**What the task asks**. Output all the entries word for word. Omit the pictures.
***
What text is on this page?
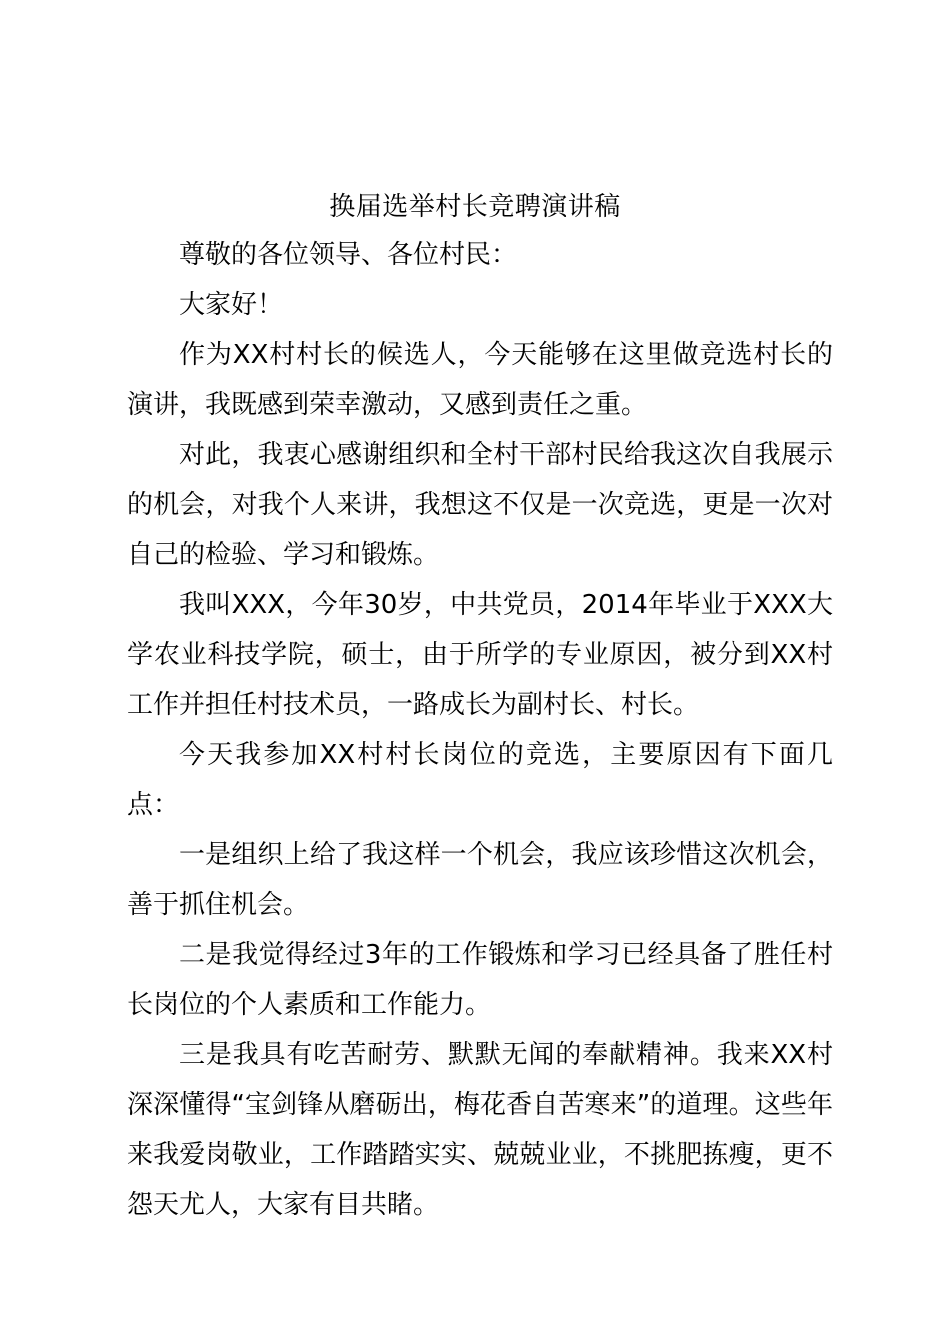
换届选举村长竞聘演讲稿

尊敬的各位领导、各位村民：

大家好！

作为XX村村长的候选人，今天能够在这里做竞选村长的演讲，我既感到荣幸激动，又感到责任之重。

对此，我衷心感谢组织和全村干部村民给我这次自我展示的机会，对我个人来讲，我想这不仅是一次竞选，更是一次对自己的检验、学习和锻炼。

我叫XXX，今年30岁，中共党员，2014年毕业于XXX大学农业科技学院，硕士，由于所学的专业原因，被分到XX村工作并担任村技术员，一路成长为副村长、村长。

今天我参加XX村村长岗位的竞选，主要原因有下面几点：

一是组织上给了我这样一个机会，我应该珍惜这次机会，善于抓住机会。

二是我觉得经过3年的工作锻炼和学习已经具备了胜任村长岗位的个人素质和工作能力。

三是我具有吃苦耐劳、默默无闻的奉献精神。我来XX村深深懂得“宝剑锋从磨砺出，梅花香自苦寒来”的道理。这些年来我爱岗敬业，工作踏踏实实、兢兢业业，不挑肥拣瘦，更不怨天尤人，大家有目共睹。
***
**Reply to the exercise**.
What text is on this page?
换届选举村长竞聘演讲稿

尊敬的各位领导、各位村民：

大家好！

作为XX村村长的候选人，今天能够在这里做竞选村长的演讲，我既感到荣幸激动，又感到责任之重。

对此，我衷心感谢组织和全村干部村民给我这次自我展示的机会，对我个人来讲，我想这不仅是一次竞选，更是一次对自己的检验、学习和锻炼。

我叫XXX，今年30岁，中共党员，2014年毕业于XXX大学农业科技学院，硕士，由于所学的专业原因，被分到XX村工作并担任村技术员，一路成长为副村长、村长。

今天我参加XX村村长岗位的竞选，主要原因有下面几点：

一是组织上给了我这样一个机会，我应该珍惜这次机会，善于抓住机会。

二是我觉得经过3年的工作锻炼和学习已经具备了胜任村长岗位的个人素质和工作能力。

三是我具有吃苦耐劳、默默无闻的奉献精神。我来XX村深深懂得“宝剑锋从磨砺出，梅花香自苦寒来”的道理。这些年来我爱岗敬业，工作踏踏实实、兢兢业业，不挑肥拣瘦，更不怨天尤人，大家有目共睹。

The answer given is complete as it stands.